═════ Selected extract ═════
Another Massive Fail in Presentation

This was a webinar hosting by the Training Magazine Network. The topic was on how to keep your audience from becoming “dazed, confused and bored” in a training session. It offered 7 ways to accomplish this lofty goal.

The first 4 minutes were spent on explaining the features of the page. What does “Q&A” stand for. What does the little bird stand for (hint: twitter) and the background of the presenter. All done by the moderator in a monotone. I was getting a bit dazed 5 minutes into it.

Then came the presenter – a vice president of some virtual learning strategy firm. He started by showing 3 bullet points and reading off them. He did expand on them a bit. So it was not just a verbatim reading of the words. Then came the next slide with 4 bullet points and the same reading out loud of these bullet points that were clearly visible AND readable to his audience. I could not remember what he said about the first bullet point becasue I was already reading the 4th one.  He stumbled a bit in reading his own slides and apologized for “not being to read too well” that day.

By this time, I was dazed and a bit confused.

Screen Shot 2016-04-08 at 8.11.56 AM (1)Then at 9 minutes, he flashed a slide with ALL 7 of his magical ways to keep the audience from getting dazed, confused and bored – in 7 bullet points. He then droned on in his monotone about those 7 points which I could clearly read.

I was getting  bored, a bit dazed and kind of confused at this point.

The presenter then flashed a slide with 12 bullet items on it and started to read them off one by one.

Screen Shot 2016-04-08 at 8.12.08 AMSo I took a screen shot of the 7 bullet points and the 12 bullet points and left the webinar.
═════ Supplied entries ═════
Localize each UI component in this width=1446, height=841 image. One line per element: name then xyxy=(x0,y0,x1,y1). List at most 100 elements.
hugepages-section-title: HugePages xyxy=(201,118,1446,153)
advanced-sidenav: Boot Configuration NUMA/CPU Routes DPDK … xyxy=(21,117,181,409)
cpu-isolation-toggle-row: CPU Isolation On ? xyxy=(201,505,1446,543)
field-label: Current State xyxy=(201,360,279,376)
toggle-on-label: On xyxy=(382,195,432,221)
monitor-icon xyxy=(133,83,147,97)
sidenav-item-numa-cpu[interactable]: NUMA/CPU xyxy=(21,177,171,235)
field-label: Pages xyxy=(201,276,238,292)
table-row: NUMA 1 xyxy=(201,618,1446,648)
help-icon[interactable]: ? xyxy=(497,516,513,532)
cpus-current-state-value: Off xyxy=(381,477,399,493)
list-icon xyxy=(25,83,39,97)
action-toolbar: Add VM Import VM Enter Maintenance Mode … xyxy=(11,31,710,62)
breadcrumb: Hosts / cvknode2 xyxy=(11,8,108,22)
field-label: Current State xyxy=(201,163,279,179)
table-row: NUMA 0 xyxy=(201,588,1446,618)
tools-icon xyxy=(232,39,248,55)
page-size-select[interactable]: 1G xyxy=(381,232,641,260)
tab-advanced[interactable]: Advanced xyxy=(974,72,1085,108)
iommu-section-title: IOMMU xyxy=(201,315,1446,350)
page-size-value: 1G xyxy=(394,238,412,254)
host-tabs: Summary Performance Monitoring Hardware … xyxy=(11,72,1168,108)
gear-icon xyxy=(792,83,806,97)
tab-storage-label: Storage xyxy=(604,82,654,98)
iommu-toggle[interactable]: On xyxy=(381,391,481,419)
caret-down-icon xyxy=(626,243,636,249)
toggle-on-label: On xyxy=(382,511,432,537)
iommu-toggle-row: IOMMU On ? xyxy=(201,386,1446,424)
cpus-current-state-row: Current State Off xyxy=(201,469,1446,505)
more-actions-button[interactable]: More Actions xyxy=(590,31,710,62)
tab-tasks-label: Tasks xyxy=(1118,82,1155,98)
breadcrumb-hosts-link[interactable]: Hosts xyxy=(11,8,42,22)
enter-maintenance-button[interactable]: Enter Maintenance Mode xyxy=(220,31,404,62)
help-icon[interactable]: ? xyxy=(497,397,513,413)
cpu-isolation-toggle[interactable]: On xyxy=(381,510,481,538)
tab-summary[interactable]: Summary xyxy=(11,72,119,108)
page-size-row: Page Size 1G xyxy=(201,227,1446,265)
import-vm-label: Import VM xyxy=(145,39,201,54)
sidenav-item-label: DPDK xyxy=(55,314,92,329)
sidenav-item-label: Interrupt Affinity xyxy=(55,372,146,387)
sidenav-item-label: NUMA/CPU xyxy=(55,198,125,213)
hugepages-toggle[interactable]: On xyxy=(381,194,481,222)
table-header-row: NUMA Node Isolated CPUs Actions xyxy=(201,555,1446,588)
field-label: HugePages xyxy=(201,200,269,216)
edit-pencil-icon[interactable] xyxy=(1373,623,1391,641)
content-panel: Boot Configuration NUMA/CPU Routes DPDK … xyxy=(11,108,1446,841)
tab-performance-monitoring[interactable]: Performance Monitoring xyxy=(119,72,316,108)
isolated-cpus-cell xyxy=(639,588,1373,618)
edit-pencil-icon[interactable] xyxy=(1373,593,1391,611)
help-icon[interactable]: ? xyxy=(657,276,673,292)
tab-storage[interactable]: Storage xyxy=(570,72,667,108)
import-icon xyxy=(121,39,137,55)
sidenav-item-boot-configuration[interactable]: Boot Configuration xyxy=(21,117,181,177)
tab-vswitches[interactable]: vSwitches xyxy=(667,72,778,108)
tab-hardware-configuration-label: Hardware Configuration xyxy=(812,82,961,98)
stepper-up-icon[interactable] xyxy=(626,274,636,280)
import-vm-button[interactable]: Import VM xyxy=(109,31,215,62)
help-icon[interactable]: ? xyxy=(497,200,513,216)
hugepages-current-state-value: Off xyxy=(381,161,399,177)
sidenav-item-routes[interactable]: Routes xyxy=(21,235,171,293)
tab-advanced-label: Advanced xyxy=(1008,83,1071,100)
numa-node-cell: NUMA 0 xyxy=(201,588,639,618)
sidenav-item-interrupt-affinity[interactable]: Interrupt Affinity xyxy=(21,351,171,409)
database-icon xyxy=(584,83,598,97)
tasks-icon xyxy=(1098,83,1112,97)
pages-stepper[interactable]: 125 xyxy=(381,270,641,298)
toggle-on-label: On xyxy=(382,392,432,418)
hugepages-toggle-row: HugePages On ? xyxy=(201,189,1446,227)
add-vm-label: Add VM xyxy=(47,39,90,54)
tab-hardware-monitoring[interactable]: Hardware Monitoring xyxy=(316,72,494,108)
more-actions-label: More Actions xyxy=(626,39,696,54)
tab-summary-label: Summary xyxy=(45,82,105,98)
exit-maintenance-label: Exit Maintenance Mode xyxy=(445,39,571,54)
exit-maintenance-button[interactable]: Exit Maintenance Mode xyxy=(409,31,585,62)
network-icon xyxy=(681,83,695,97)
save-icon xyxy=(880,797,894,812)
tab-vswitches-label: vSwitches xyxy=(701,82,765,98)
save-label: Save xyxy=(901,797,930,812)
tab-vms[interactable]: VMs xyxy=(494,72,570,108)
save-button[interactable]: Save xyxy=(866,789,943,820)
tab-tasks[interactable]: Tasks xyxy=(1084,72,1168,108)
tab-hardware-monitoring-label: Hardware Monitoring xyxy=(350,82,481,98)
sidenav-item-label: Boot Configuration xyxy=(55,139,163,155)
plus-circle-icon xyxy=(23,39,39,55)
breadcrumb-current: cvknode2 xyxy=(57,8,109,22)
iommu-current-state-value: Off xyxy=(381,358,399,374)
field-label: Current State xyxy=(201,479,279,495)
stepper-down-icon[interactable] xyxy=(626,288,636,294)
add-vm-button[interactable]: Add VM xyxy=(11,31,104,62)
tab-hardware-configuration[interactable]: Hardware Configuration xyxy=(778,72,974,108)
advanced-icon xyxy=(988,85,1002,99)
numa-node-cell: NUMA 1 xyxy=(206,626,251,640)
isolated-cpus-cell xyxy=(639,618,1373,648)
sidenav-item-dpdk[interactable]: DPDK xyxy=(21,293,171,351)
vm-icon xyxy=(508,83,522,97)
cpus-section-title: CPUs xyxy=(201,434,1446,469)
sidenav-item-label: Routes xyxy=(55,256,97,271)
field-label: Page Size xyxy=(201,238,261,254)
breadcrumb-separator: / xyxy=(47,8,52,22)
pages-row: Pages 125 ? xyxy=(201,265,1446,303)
═════
- [Action item]
Pick up the post about the webinar after its last sentence and keep writing. These rows were taken from a different source than the text.

- [Answer to the problem]
It is all there, so why waste 50 more minutes of my time?

Besides, I was dazed, confused and totally bored.

 

3 responses to “Another Massive Fail in Presentation

  1. Yes, sadly nothing’s really changed with the state of most webinars in the last couple of years.

    It’s good to see the screenshots you took, and at least the rainbow-like one is more artistic than most slides. (To me it looks like a graphic designer’s work – though the rather vivid colours aren’t a good choice.)

    I reckon the hosts should’ve read and acted on How to rock at webinars – 9 concrete tips to keep people engaged. But I guess I’m biased. Still, let me know if you think a few of those would’ve helped.

  2. Wow – I didn’t know these webinars could be so bad! I guess when you’re presenting so much in a purely visual way, and you can’t physically see the speaker, the temptation must be to litter the screen with info-filled slides. Well done for surviving!

  3. MAtt…to be fair, I didn’t really survive this webinar. I quit watching after 10 minutes of drivels because I was dazed, confused and bored.